— start Entries shown —

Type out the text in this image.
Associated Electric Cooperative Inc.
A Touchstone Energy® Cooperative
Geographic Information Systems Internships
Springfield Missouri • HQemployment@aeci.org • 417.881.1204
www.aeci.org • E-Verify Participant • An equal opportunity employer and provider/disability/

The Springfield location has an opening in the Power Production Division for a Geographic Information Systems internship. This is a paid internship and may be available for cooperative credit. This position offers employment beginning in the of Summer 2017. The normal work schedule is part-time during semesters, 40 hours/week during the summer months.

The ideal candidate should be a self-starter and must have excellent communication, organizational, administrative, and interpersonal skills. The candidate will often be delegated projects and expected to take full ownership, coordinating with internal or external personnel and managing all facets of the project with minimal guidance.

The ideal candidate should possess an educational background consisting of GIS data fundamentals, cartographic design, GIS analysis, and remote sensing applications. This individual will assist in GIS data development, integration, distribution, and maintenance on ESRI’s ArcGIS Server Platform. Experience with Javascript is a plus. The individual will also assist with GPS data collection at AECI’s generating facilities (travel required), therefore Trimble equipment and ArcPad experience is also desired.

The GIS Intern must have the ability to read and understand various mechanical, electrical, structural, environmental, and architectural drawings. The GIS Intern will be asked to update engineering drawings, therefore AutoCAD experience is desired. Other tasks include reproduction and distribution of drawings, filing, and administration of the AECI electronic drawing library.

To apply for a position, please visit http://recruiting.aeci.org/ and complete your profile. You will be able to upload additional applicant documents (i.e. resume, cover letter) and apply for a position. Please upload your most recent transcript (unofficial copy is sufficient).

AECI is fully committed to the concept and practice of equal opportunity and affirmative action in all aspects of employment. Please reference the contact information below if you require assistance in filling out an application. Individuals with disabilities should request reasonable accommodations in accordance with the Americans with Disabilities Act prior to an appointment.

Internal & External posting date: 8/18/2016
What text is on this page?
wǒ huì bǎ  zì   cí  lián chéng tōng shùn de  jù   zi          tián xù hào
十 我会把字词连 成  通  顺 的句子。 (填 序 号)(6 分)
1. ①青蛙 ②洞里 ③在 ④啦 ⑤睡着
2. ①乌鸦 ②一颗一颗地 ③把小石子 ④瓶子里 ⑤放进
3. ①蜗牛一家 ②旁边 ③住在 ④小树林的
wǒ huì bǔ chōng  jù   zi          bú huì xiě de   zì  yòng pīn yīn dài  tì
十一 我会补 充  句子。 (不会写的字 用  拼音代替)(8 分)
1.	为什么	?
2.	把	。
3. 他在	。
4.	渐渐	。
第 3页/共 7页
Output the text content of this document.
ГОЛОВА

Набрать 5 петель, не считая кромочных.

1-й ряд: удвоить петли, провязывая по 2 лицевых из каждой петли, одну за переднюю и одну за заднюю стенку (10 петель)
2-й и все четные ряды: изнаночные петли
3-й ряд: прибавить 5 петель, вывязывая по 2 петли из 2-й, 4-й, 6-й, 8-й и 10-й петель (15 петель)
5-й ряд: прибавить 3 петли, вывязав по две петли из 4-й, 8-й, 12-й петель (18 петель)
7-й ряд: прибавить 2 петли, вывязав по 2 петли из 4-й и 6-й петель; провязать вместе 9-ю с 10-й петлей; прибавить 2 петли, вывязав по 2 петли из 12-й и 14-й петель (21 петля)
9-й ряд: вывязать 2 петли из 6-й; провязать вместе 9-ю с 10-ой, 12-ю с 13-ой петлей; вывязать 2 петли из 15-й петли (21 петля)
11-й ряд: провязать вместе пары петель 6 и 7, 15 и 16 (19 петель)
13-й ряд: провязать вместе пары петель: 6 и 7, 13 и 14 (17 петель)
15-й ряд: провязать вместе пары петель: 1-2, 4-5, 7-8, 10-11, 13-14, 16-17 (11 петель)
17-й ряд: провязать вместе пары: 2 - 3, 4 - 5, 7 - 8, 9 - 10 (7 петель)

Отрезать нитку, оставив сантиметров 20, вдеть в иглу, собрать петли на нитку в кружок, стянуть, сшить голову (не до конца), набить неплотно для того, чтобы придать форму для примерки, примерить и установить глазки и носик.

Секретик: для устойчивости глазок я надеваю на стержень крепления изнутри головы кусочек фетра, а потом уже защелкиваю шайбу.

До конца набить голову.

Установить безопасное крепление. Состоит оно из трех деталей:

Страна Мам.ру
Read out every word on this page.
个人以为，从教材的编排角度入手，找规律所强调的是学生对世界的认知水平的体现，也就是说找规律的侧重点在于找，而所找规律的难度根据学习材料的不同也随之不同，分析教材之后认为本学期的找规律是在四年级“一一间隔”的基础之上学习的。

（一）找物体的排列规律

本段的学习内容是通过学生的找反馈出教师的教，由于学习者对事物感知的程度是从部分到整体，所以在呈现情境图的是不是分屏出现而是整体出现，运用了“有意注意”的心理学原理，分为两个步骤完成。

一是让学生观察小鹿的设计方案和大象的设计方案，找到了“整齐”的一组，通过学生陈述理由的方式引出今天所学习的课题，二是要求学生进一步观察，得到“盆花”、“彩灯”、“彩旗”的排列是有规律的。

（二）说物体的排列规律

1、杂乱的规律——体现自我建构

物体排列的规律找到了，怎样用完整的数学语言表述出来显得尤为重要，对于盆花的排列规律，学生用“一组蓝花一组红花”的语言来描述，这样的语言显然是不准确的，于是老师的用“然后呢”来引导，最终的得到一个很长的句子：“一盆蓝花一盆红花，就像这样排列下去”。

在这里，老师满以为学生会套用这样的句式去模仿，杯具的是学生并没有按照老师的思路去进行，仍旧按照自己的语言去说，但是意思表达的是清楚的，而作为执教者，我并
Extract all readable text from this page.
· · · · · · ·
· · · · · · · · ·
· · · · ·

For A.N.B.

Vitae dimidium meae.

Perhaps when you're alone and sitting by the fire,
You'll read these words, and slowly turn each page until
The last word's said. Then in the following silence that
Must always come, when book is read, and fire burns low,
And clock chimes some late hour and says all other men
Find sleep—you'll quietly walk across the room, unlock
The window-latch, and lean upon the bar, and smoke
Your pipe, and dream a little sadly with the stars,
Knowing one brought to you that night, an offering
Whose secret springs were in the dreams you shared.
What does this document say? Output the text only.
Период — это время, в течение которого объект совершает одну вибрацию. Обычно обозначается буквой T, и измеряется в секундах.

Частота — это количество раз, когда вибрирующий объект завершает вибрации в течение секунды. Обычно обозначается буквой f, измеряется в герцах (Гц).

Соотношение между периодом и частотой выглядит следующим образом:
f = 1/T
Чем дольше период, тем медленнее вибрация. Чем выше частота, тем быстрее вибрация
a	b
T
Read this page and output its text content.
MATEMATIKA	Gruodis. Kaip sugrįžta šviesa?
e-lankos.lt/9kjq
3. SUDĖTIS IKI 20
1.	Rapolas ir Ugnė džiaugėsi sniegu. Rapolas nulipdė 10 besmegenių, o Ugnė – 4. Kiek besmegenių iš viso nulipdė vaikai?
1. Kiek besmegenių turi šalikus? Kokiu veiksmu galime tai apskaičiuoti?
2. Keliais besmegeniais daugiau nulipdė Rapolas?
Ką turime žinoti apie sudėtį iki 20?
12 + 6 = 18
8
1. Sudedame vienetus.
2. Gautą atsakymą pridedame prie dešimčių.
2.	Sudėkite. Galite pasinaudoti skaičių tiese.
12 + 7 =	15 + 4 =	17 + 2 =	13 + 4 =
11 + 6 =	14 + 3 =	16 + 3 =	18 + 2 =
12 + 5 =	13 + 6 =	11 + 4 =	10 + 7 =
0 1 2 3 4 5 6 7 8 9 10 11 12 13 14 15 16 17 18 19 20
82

— end Entries shown —

Requirement: Repeat the records above exactly.

Exercise result:
Type out the text in this image.
Associated Electric Cooperative Inc.
A Touchstone Energy® Cooperative
Geographic Information Systems Internships
Springfield Missouri • HQemployment@aeci.org • 417.881.1204
www.aeci.org • E-Verify Participant • An equal opportunity employer and provider/disability/

The Springfield location has an opening in the Power Production Division for a Geographic Information Systems internship. This is a paid internship and may be available for cooperative credit. This position offers employment beginning in the of Summer 2017. The normal work schedule is part-time during semesters, 40 hours/week during the summer months.

The ideal candidate should be a self-starter and must have excellent communication, organizational, administrative, and interpersonal skills. The candidate will often be delegated projects and expected to take full ownership, coordinating with internal or external personnel and managing all facets of the project with minimal guidance.

The ideal candidate should possess an educational background consisting of GIS data fundamentals, cartographic design, GIS analysis, and remote sensing applications. This individual will assist in GIS data development, integration, distribution, and maintenance on ESRI’s ArcGIS Server Platform. Experience with Javascript is a plus. The individual will also assist with GPS data collection at AECI’s generating facilities (travel required), therefore Trimble equipment and ArcPad experience is also desired.

The GIS Intern must have the ability to read and understand various mechanical, electrical, structural, environmental, and architectural drawings. The GIS Intern will be asked to update engineering drawings, therefore AutoCAD experience is desired. Other tasks include reproduction and distribution of drawings, filing, and administration of the AECI electronic drawing library.

To apply for a position, please visit http://recruiting.aeci.org/ and complete your profile. You will be able to upload additional applicant documents (i.e. resume, cover letter) and apply for a position. Please upload your most recent transcript (unofficial copy is sufficient).

AECI is fully committed to the concept and practice of equal opportunity and affirmative action in all aspects of employment. Please reference the contact information below if you require assistance in filling out an application. Individuals with disabilities should request reasonable accommodations in accordance with the Americans with Disabilities Act prior to an appointment.

Internal & External posting date: 8/18/2016
What text is on this page?
wǒ huì bǎ  zì   cí  lián chéng tōng shùn de  jù   zi          tián xù hào
十 我会把字词连 成  通  顺 的句子。 (填 序 号)(6 分)
1. ①青蛙 ②洞里 ③在 ④啦 ⑤睡着
2. ①乌鸦 ②一颗一颗地 ③把小石子 ④瓶子里 ⑤放进
3. ①蜗牛一家 ②旁边 ③住在 ④小树林的
wǒ huì bǔ chōng  jù   zi          bú huì xiě de   zì  yòng pīn yīn dài  tì
十一 我会补 充  句子。 (不会写的字 用  拼音代替)(8 分)
1.	为什么	?
2.	把	。
3. 他在	。
4.	渐渐	。
第 3页/共 7页
Output the text content of this document.
ГОЛОВА

Набрать 5 петель, не считая кромочных.

1-й ряд: удвоить петли, провязывая по 2 лицевых из каждой петли, одну за переднюю и одну за заднюю стенку (10 петель)
2-й и все четные ряды: изнаночные петли
3-й ряд: прибавить 5 петель, вывязывая по 2 петли из 2-й, 4-й, 6-й, 8-й и 10-й петель (15 петель)
5-й ряд: прибавить 3 петли, вывязав по две петли из 4-й, 8-й, 12-й петель (18 петель)
7-й ряд: прибавить 2 петли, вывязав по 2 петли из 4-й и 6-й петель; провязать вместе 9-ю с 10-й петлей; прибавить 2 петли, вывязав по 2 петли из 12-й и 14-й петель (21 петля)
9-й ряд: вывязать 2 петли из 6-й; провязать вместе 9-ю с 10-ой, 12-ю с 13-ой петлей; вывязать 2 петли из 15-й петли (21 петля)
11-й ряд: провязать вместе пары петель 6 и 7, 15 и 16 (19 петель)
13-й ряд: провязать вместе пары петель: 6 и 7, 13 и 14 (17 петель)
15-й ряд: провязать вместе пары петель: 1-2, 4-5, 7-8, 10-11, 13-14, 16-17 (11 петель)
17-й ряд: провязать вместе пары: 2 - 3, 4 - 5, 7 - 8, 9 - 10 (7 петель)

Отрезать нитку, оставив сантиметров 20, вдеть в иглу, собрать петли на нитку в кружок, стянуть, сшить голову (не до конца), набить неплотно для того, чтобы придать форму для примерки, примерить и установить глазки и носик.

Секретик: для устойчивости глазок я надеваю на стержень крепления изнутри головы кусочек фетра, а потом уже защелкиваю шайбу.

До конца набить голову.

Установить безопасное крепление. Состоит оно из трех деталей:

Страна Мам.ру
Read out every word on this page.
个人以为，从教材的编排角度入手，找规律所强调的是学生对世界的认知水平的体现，也就是说找规律的侧重点在于找，而所找规律的难度根据学习材料的不同也随之不同，分析教材之后认为本学期的找规律是在四年级“一一间隔”的基础之上学习的。

（一）找物体的排列规律

本段的学习内容是通过学生的找反馈出教师的教，由于学习者对事物感知的程度是从部分到整体，所以在呈现情境图的是不是分屏出现而是整体出现，运用了“有意注意”的心理学原理，分为两个步骤完成。

一是让学生观察小鹿的设计方案和大象的设计方案，找到了“整齐”的一组，通过学生陈述理由的方式引出今天所学习的课题，二是要求学生进一步观察，得到“盆花”、“彩灯”、“彩旗”的排列是有规律的。

（二）说物体的排列规律

1、杂乱的规律——体现自我建构

物体排列的规律找到了，怎样用完整的数学语言表述出来显得尤为重要，对于盆花的排列规律，学生用“一组蓝花一组红花”的语言来描述，这样的语言显然是不准确的，于是老师的用“然后呢”来引导，最终的得到一个很长的句子：“一盆蓝花一盆红花，就像这样排列下去”。

在这里，老师满以为学生会套用这样的句式去模仿，杯具的是学生并没有按照老师的思路去进行，仍旧按照自己的语言去说，但是意思表达的是清楚的，而作为执教者，我并
Extract all readable text from this page.
· · · · · · ·
· · · · · · · · ·
· · · · ·

For A.N.B.

Vitae dimidium meae.

Perhaps when you're alone and sitting by the fire,
You'll read these words, and slowly turn each page until
The last word's said. Then in the following silence that
Must always come, when book is read, and fire burns low,
And clock chimes some late hour and says all other men
Find sleep—you'll quietly walk across the room, unlock
The window-latch, and lean upon the bar, and smoke
Your pipe, and dream a little sadly with the stars,
Knowing one brought to you that night, an offering
Whose secret springs were in the dreams you shared.
What does this document say? Output the text only.
Период — это время, в течение которого объект совершает одну вибрацию. Обычно обозначается буквой T, и измеряется в секундах.

Частота — это количество раз, когда вибрирующий объект завершает вибрации в течение секунды. Обычно обозначается буквой f, измеряется в герцах (Гц).

Соотношение между периодом и частотой выглядит следующим образом:
f = 1/T
Чем дольше период, тем медленнее вибрация. Чем выше частота, тем быстрее вибрация
a	b
T
Read this page and output its text content.
MATEMATIKA	Gruodis. Kaip sugrįžta šviesa?
e-lankos.lt/9kjq
3. SUDĖTIS IKI 20
1.	Rapolas ir Ugnė džiaugėsi sniegu. Rapolas nulipdė 10 besmegenių, o Ugnė – 4. Kiek besmegenių iš viso nulipdė vaikai?
1. Kiek besmegenių turi šalikus? Kokiu veiksmu galime tai apskaičiuoti?
2. Keliais besmegeniais daugiau nulipdė Rapolas?
Ką turime žinoti apie sudėtį iki 20?
12 + 6 = 18
8
1. Sudedame vienetus.
2. Gautą atsakymą pridedame prie dešimčių.
2.	Sudėkite. Galite pasinaudoti skaičių tiese.
12 + 7 =	15 + 4 =	17 + 2 =	13 + 4 =
11 + 6 =	14 + 3 =	16 + 3 =	18 + 2 =
12 + 5 =	13 + 6 =	11 + 4 =	10 + 7 =
0 1 2 3 4 5 6 7 8 9 10 11 12 13 14 15 16 17 18 19 20
82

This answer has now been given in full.